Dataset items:
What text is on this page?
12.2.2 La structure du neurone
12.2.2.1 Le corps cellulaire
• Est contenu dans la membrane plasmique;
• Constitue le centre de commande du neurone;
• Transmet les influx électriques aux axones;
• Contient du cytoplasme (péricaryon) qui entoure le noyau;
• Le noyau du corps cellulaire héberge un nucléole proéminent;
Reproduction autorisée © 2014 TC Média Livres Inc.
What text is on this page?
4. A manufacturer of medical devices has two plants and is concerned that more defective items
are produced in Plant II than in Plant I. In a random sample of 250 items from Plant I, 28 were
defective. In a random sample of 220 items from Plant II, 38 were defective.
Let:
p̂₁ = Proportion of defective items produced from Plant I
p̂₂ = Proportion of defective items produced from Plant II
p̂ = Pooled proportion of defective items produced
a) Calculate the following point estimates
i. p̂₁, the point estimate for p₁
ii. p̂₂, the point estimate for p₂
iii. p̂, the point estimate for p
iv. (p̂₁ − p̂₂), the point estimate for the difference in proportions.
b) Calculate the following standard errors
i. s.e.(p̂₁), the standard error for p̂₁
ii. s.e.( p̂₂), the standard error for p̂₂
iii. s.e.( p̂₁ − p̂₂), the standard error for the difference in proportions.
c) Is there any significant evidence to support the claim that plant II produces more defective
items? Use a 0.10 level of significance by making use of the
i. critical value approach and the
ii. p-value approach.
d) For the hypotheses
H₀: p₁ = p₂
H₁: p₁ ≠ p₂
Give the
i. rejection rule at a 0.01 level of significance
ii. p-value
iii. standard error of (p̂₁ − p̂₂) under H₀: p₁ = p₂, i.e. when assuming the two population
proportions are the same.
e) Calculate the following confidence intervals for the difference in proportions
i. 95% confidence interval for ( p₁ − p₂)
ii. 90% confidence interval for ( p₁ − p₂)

...

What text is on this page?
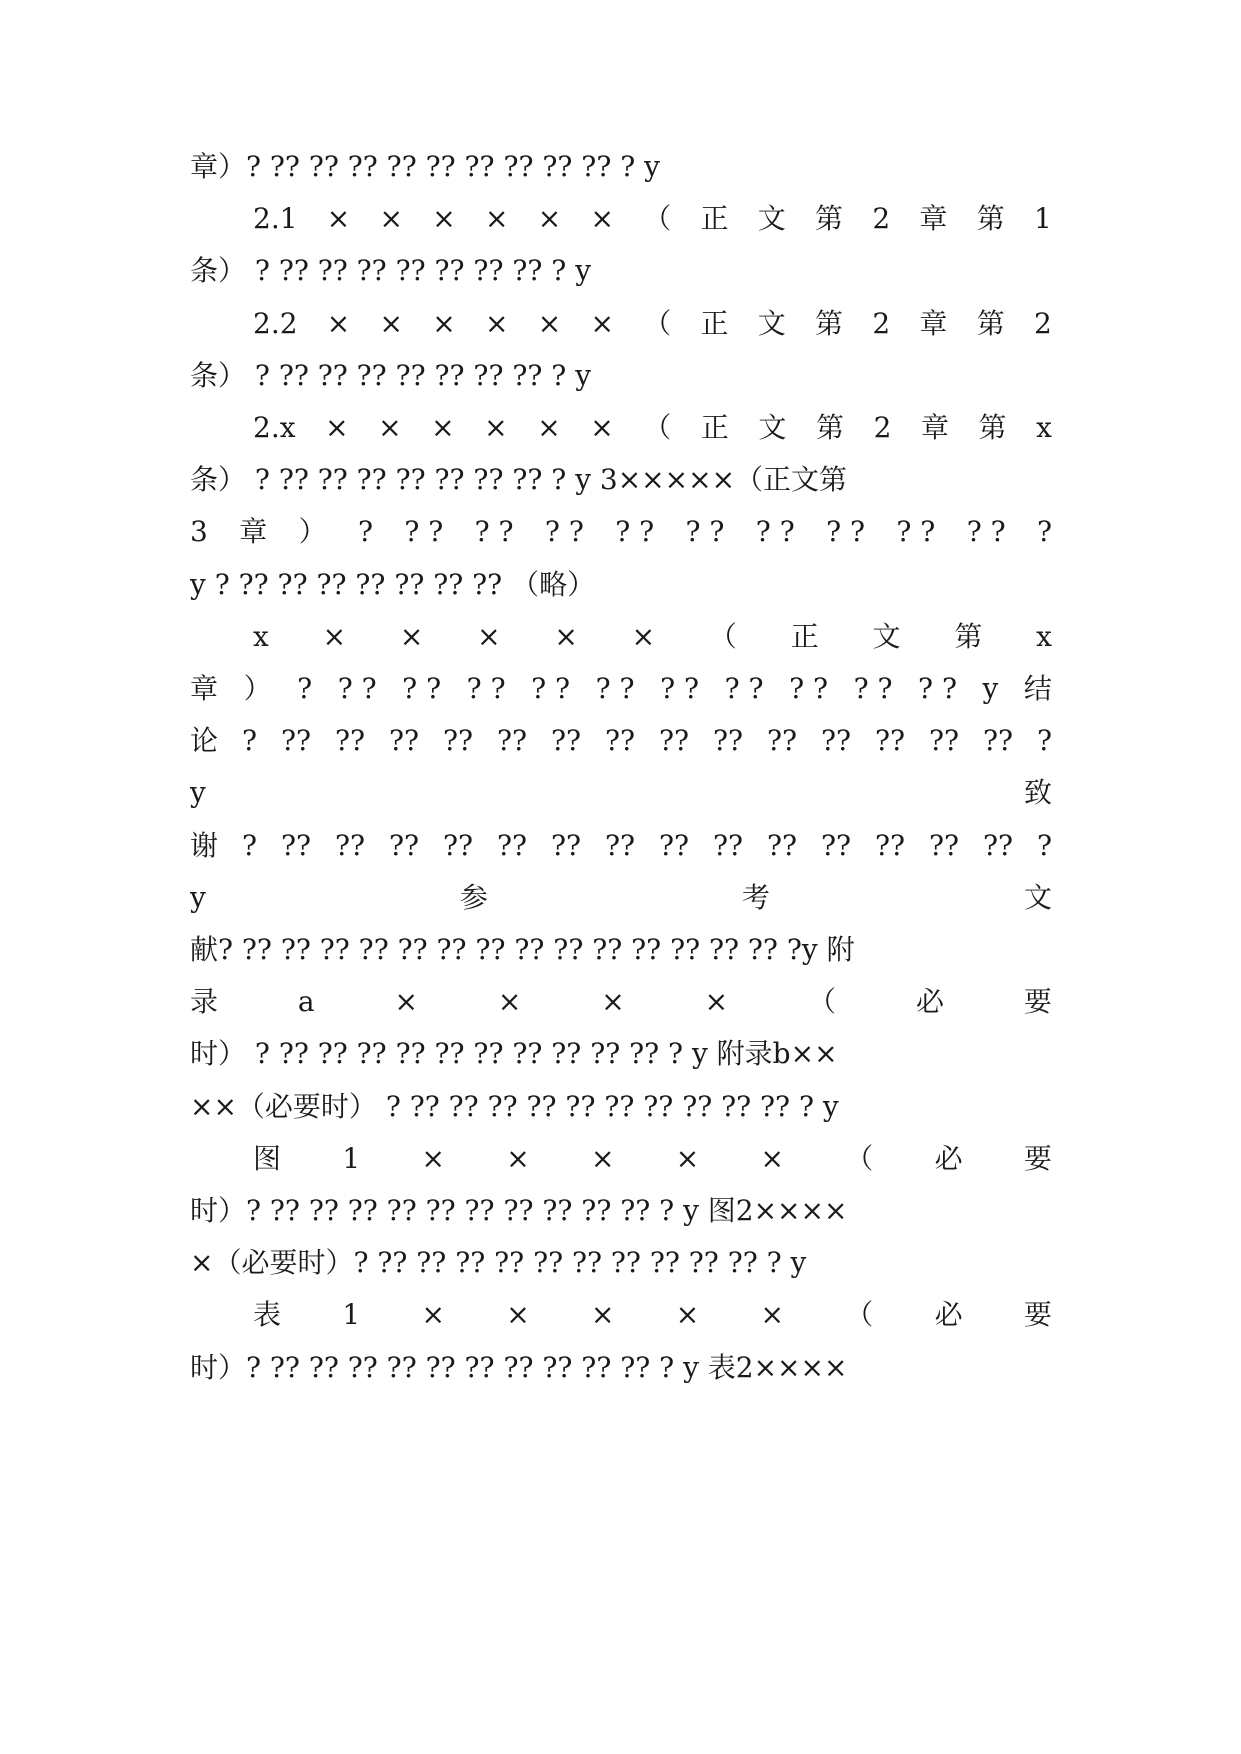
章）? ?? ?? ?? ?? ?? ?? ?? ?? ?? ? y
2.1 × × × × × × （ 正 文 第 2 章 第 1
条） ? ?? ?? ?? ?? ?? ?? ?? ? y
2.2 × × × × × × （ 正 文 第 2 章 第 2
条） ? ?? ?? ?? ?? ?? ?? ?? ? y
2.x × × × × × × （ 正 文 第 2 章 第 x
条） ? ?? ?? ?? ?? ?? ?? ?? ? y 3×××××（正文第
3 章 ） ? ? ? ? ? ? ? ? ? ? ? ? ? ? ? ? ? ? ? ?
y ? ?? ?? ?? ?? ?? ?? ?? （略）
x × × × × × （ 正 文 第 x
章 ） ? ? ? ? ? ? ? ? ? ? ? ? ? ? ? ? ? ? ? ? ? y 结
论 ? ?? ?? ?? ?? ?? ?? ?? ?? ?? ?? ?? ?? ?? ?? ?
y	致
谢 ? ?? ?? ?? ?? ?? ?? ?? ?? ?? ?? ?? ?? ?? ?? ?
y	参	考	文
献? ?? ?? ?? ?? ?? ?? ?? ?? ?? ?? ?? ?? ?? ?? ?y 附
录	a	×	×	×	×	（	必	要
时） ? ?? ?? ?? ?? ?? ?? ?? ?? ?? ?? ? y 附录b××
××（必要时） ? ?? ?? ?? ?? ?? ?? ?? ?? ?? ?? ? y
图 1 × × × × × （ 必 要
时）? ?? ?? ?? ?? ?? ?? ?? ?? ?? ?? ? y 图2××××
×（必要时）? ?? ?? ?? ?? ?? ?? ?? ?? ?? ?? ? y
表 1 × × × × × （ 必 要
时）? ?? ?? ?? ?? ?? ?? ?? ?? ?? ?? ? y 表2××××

==

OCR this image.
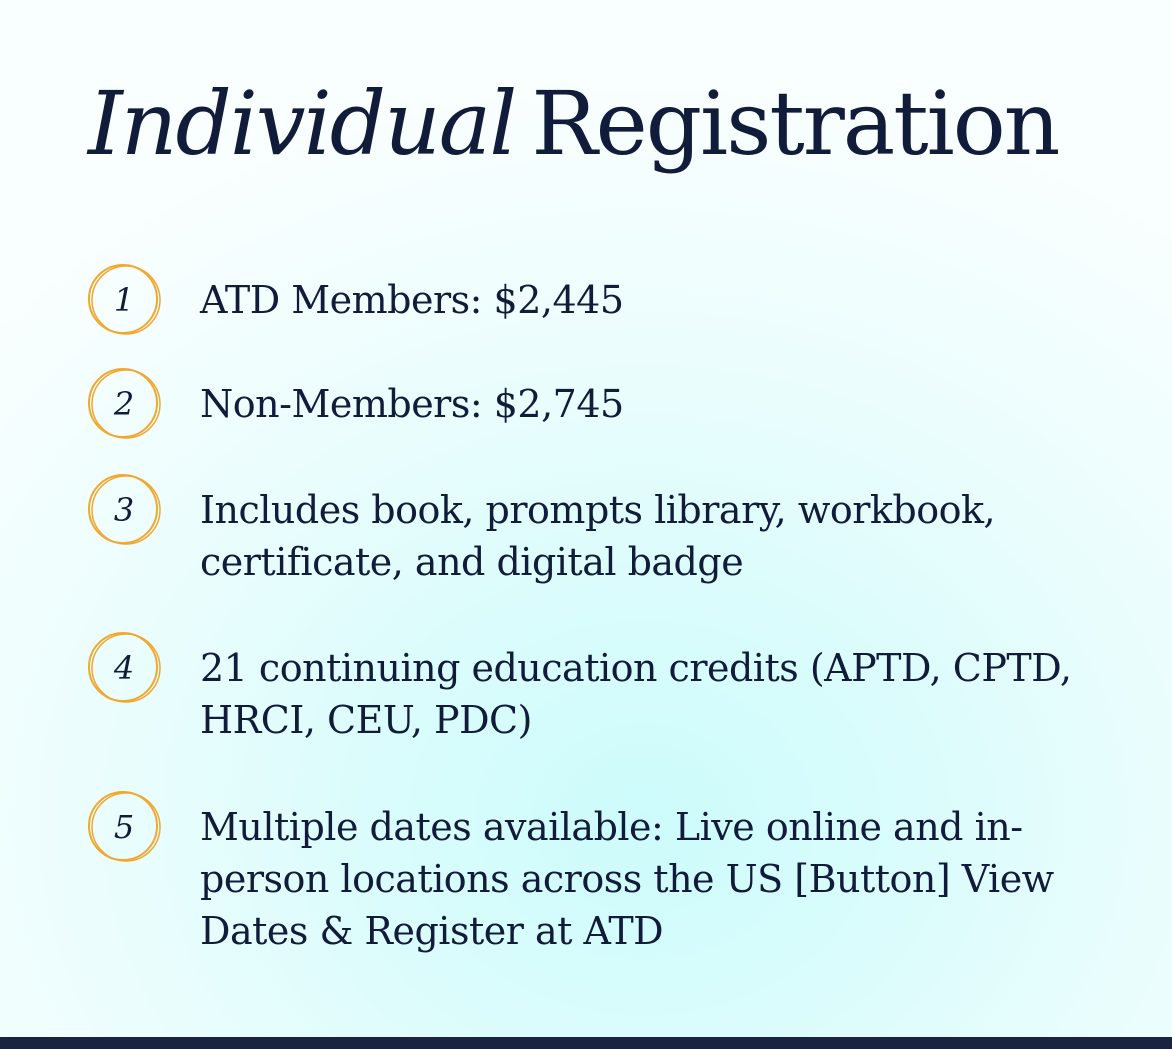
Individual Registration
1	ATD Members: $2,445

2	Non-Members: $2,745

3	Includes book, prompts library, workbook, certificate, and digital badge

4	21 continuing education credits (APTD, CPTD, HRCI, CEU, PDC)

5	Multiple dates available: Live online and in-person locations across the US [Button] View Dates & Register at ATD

**What the task asks:** Your answer should be a single number: the count of lines in these records that hold the string "Members".

**Response:** 2